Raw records
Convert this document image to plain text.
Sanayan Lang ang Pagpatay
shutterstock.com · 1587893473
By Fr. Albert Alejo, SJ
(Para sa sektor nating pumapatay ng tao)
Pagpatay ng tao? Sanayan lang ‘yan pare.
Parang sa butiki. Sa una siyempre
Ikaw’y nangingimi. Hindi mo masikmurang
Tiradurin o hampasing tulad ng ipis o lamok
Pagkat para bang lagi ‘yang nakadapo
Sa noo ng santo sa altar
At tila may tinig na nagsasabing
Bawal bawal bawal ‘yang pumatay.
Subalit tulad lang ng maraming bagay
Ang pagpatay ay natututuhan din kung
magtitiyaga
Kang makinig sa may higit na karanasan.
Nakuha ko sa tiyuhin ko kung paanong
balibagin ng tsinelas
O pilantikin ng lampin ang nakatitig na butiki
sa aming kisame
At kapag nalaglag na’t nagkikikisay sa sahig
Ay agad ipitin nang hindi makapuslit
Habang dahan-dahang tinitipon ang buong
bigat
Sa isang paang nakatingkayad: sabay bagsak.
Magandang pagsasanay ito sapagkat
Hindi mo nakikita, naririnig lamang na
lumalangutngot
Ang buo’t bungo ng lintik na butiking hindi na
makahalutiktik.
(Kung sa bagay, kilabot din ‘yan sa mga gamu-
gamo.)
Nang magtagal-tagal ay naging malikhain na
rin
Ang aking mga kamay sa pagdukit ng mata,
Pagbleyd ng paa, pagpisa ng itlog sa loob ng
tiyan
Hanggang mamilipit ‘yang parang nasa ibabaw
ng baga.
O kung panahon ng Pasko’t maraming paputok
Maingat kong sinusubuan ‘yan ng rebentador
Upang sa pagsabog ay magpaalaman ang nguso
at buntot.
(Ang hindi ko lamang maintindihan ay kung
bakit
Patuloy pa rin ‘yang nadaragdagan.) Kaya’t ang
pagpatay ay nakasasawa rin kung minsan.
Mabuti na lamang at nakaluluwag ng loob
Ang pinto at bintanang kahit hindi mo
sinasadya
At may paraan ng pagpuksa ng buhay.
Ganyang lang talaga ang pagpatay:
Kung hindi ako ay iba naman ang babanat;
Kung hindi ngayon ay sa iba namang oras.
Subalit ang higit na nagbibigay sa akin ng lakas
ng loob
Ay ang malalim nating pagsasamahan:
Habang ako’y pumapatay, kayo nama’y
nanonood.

> **Work required**:
Give only the number of lines in the material above where the string "nating" appears.

> **Result of the exercise**:
2